EXCERPTED DATA:
──────────────────────────────
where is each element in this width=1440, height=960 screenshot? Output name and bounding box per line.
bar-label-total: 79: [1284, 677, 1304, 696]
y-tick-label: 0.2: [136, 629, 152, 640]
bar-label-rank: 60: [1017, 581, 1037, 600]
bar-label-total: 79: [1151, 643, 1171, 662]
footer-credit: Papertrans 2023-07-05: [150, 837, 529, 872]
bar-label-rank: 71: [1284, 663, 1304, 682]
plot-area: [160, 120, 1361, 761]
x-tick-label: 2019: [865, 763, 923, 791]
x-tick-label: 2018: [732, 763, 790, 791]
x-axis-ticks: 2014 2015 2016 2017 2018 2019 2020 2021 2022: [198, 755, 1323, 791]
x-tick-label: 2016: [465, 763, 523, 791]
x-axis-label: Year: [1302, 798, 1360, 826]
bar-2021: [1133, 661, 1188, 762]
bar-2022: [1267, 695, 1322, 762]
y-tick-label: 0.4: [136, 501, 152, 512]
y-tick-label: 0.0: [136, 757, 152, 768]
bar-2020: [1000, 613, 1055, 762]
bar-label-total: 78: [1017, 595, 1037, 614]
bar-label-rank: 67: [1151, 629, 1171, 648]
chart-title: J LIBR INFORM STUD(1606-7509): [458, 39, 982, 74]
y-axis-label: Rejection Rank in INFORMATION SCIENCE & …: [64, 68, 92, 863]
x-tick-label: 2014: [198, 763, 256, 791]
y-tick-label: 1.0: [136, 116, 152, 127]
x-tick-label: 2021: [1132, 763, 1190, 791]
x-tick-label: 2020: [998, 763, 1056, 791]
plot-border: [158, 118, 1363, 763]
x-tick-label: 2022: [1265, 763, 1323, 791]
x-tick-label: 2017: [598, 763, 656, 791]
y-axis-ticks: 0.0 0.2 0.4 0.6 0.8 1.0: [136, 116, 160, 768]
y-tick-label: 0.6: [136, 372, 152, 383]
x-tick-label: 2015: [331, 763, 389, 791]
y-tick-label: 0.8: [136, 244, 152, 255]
──────────────────────────────
TASK DETAILS: Reproduce the items verbatim, beginning at the first line of the items and stopping after the line containing "bar-label-rank: 60: [1017, 581, 1037, 600]".

REPLY TO THE TASK:
where is each element in this width=1440, height=960 screenshot? Output name and bounding box per line.
bar-label-total: 79: [1284, 677, 1304, 696]
y-tick-label: 0.2: [136, 629, 152, 640]
bar-label-rank: 60: [1017, 581, 1037, 600]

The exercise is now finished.